> _Instructions_
a: Reproduce the round-robin scheduling passage word for word, starting at "Round-robin scheduling results" and ending at "may be considered.".
b: Carry on the round-robin scheduling passage from the point where it stops.

> _Given passage_
########################################

Another approach is to divide all processes into an equal number of timing quanta such that the quantum size is proportional to the size of the process. Hence, all processes end at the same time.

==Network packet scheduling==

In best-effort packet switching and other statistical multiplexing, round-robin scheduling can be used as an alternative to first-come first-served queuing.

A multiplexer, switch, or router that provides round-robin scheduling has a separate queue for every data flow, where a data flow may be identified by its source and destination address. The algorithm allows every active data flow that has data packets in the queue to take turns in transferring packets on a shared channel in a periodically repeated order. The scheduling is work-conserving, meaning that if one flow is out of packets, the next data flow will take its place. Hence, the scheduling tries to prevent link resources from going unused.

Round-robin scheduling results in max-min fairness if the data packets are equally sized, since the data flow that has waited the longest time is given scheduling priority. It may not be desirable if the size of the data packets varies widely from one job to another. A user that produces large packets would be favored over other users. In that case fair queuing would be preferable.

If guaranteed or differentiated quality of service is offered, and not only best-effort communication, deficit round-robin (DRR) scheduling, weighted round-robin (WRR) scheduling, or weighted fair queuing (WFQ) may be considered.

In multiple-access networks, where several terminals are connected to a shared physical medium, round-robin scheduling may be provided by token passing channel access schemes such as Token Ring, or by polling or resource reservation from a central control station.

########################################

> _Provided material_
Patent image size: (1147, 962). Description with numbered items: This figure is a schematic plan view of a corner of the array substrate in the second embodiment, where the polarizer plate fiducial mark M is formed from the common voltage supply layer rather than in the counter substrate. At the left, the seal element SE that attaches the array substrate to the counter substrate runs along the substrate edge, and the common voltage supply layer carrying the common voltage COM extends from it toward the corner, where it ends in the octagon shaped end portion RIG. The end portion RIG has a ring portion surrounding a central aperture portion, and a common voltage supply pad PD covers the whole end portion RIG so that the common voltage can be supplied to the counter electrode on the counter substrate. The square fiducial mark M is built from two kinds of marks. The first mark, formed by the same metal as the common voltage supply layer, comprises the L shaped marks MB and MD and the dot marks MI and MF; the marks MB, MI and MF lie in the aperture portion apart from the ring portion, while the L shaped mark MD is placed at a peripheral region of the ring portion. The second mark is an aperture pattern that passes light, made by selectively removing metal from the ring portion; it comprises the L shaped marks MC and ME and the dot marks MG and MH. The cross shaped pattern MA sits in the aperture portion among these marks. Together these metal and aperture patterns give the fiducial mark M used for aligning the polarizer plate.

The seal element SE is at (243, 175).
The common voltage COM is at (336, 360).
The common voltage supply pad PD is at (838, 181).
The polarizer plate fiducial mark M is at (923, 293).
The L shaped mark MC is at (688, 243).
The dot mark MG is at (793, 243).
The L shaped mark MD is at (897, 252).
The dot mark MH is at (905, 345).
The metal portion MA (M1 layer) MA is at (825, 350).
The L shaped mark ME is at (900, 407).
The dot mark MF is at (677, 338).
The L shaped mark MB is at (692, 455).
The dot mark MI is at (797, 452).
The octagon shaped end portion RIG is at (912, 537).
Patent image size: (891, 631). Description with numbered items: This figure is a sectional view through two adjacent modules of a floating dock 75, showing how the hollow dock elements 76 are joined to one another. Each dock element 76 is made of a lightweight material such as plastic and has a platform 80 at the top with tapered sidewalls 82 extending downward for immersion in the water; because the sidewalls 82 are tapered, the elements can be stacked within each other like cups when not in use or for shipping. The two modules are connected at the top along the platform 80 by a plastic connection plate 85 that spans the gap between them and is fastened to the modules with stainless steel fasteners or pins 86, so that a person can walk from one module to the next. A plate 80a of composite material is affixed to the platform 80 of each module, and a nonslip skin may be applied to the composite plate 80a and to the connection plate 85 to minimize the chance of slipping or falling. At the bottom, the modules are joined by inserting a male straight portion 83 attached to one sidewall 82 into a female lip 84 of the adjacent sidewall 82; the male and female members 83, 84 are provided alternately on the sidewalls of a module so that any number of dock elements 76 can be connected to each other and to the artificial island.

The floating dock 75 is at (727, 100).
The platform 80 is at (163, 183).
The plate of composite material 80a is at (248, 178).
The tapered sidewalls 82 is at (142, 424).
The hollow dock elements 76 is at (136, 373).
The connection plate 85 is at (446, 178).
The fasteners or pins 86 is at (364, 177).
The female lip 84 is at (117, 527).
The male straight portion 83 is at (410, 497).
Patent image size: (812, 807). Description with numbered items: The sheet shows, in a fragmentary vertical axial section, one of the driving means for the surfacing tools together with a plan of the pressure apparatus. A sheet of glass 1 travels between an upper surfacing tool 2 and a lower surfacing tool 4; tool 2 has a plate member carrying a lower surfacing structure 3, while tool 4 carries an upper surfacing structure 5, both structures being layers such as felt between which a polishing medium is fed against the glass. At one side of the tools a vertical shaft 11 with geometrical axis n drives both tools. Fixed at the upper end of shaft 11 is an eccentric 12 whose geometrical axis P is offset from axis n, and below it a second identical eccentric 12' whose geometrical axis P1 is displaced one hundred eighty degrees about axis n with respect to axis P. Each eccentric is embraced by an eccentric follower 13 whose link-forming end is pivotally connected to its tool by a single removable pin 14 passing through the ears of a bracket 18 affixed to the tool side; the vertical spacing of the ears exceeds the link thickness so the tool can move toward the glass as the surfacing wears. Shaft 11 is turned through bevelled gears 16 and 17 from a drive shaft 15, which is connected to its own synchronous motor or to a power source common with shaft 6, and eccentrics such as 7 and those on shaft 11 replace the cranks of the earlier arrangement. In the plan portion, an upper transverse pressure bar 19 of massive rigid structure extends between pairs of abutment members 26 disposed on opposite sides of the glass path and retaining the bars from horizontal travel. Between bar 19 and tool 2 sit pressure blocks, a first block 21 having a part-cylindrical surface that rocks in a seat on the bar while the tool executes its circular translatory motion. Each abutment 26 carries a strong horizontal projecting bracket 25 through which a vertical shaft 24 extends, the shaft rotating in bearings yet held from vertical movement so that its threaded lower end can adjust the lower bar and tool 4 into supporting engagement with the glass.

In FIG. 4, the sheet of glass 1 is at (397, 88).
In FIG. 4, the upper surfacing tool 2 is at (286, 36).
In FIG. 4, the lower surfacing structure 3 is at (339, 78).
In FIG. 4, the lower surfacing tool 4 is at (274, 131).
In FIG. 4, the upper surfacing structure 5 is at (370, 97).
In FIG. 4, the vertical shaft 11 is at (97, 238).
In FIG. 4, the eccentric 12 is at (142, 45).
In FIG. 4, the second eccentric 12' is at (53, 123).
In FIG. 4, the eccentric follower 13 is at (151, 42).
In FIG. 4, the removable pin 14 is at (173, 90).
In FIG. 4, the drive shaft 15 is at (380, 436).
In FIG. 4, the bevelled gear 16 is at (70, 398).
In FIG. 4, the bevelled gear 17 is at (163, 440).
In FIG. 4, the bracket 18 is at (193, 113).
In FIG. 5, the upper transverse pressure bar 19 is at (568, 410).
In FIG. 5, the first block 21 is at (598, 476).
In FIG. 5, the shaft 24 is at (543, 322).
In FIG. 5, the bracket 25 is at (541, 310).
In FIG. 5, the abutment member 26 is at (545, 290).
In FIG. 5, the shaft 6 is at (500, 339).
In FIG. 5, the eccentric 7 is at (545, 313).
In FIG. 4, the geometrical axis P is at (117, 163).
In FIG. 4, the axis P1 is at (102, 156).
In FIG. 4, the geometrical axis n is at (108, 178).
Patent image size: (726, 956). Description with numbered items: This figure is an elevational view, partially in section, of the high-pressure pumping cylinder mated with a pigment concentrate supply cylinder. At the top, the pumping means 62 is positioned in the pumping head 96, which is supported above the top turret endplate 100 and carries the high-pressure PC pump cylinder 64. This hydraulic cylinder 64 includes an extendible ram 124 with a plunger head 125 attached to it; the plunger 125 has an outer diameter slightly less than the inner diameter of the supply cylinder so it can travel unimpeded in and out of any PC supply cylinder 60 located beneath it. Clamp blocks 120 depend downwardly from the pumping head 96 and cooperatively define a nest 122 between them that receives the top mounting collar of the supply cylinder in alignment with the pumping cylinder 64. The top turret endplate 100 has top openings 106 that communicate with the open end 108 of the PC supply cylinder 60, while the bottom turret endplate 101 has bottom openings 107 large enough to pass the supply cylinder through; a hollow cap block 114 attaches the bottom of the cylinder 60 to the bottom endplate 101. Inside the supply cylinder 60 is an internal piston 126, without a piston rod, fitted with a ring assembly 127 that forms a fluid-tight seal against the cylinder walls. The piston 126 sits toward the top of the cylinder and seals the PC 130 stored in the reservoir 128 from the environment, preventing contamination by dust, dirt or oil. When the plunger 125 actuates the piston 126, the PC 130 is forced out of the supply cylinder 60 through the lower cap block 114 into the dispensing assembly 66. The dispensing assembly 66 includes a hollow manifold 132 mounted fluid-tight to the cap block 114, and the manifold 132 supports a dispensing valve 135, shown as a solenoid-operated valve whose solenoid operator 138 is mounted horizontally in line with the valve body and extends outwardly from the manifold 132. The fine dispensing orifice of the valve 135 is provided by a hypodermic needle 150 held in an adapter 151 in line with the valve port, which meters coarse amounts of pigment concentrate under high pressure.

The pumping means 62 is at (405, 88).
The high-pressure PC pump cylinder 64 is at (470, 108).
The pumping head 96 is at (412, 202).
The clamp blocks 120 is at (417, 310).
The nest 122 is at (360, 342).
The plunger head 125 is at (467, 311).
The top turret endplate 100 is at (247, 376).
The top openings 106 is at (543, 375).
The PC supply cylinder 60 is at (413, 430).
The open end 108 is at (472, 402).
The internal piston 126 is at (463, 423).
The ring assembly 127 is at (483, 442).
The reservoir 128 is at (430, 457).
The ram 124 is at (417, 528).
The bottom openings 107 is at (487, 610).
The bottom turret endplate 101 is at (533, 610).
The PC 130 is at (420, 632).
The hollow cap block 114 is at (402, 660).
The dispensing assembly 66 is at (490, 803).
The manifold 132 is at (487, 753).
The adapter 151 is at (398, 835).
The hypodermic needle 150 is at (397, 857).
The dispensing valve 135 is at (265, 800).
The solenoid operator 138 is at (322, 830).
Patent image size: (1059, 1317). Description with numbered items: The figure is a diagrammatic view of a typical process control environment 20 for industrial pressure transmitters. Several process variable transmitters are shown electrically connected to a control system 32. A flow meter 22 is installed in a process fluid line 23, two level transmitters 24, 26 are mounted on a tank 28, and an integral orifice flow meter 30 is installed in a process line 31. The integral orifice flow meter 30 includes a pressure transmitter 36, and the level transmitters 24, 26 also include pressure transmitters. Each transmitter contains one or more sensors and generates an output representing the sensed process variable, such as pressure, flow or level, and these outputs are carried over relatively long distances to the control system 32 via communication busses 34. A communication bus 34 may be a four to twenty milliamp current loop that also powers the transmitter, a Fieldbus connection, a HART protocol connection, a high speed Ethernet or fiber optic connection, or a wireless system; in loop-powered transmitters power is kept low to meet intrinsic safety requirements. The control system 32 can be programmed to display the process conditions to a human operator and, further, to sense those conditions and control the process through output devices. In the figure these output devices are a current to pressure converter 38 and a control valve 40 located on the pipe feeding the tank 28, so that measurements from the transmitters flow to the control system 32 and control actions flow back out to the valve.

########################################

> _Numbered answers_
a:
Round-robin scheduling results in max-min fairness if the data packets are equally sized, since the data flow that has waited the longest time is given scheduling priority. It may not be desirable if the size of the data packets varies widely from one job to another. A user that produces large packets would be favored over other users. In that case fair queuing would be preferable.

If guaranteed or differentiated quality of service is offered, and not only best-effort communication, deficit round-robin (DRR) scheduling, weighted round-robin (WRR) scheduling, or weighted fair queuing (WFQ) may be considered.

b:
In a centralized wireless packet radio network, where many stations share one frequency channel, a scheduling algorithm in a central base station may reserve time slots for the mobile stations in a round-robin fashion and provide fairness. However, if link adaptation is used, it will take a much longer time to transmit a certain amount of data to "expensive" users than to others since the channel conditions differ. It would be more efficient to wait with the transmission until the channel conditions are improved, or at least to give scheduling priority to less expensive users. Round-robin scheduling does not utilize this. Higher throughput and system spectrum efficiency may be achieved by channel-dependent scheduling, for example a proportionally fair algorithm, or maximum throughput scheduling. Note that the latter is characterized by undesirable scheduling starvation. This type of scheduling is one of the very basic algorithms for Operating Systems in computers which can be implemented through a circular queue data structure.